Problem.
Copy out all the entries word for word.

Records supplied.
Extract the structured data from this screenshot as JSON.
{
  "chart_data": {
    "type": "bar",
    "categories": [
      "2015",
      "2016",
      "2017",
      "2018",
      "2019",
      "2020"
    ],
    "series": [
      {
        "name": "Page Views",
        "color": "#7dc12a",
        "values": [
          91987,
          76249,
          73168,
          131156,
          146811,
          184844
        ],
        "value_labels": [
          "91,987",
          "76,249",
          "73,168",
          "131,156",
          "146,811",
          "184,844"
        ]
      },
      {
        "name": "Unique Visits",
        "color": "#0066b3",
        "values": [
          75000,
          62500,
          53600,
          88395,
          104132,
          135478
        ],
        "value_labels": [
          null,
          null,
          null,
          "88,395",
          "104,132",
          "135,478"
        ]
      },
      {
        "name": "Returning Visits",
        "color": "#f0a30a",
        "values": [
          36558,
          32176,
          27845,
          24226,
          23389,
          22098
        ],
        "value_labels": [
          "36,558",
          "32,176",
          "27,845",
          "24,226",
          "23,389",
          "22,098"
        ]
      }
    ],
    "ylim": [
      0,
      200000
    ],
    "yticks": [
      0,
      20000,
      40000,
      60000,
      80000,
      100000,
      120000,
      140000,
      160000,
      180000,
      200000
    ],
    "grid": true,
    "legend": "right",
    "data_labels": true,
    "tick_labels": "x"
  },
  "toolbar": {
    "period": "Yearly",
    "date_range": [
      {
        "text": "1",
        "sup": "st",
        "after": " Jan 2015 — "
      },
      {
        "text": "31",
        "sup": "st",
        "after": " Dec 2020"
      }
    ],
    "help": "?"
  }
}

Completed exercise.
Extract the structured data from this screenshot as JSON.
{
  "chart_data": {
    "type": "bar",
    "categories": [
      "2015",
      "2016",
      "2017",
      "2018",
      "2019",
      "2020"
    ],
    "series": [
      {
        "name": "Page Views",
        "color": "#7dc12a",
        "values": [
          91987,
          76249,
          73168,
          131156,
          146811,
          184844
        ],
        "value_labels": [
          "91,987",
          "76,249",
          "73,168",
          "131,156",
          "146,811",
          "184,844"
        ]
      },
      {
        "name": "Unique Visits",
        "color": "#0066b3",
        "values": [
          75000,
          62500,
          53600,
          88395,
          104132,
          135478
        ],
        "value_labels": [
          null,
          null,
          null,
          "88,395",
          "104,132",
          "135,478"
        ]
      },
      {
        "name": "Returning Visits",
        "color": "#f0a30a",
        "values": [
          36558,
          32176,
          27845,
          24226,
          23389,
          22098
        ],
        "value_labels": [
          "36,558",
          "32,176",
          "27,845",
          "24,226",
          "23,389",
          "22,098"
        ]
      }
    ],
    "ylim": [
      0,
      200000
    ],
    "yticks": [
      0,
      20000,
      40000,
      60000,
      80000,
      100000,
      120000,
      140000,
      160000,
      180000,
      200000
    ],
    "grid": true,
    "legend": "right",
    "data_labels": true,
    "tick_labels": "x"
  },
  "toolbar": {
    "period": "Yearly",
    "date_range": [
      {
        "text": "1",
        "sup": "st",
        "after": " Jan 2015 — "
      },
      {
        "text": "31",
        "sup": "st",
        "after": " Dec 2020"
      }
    ],
    "help": "?"
  }
}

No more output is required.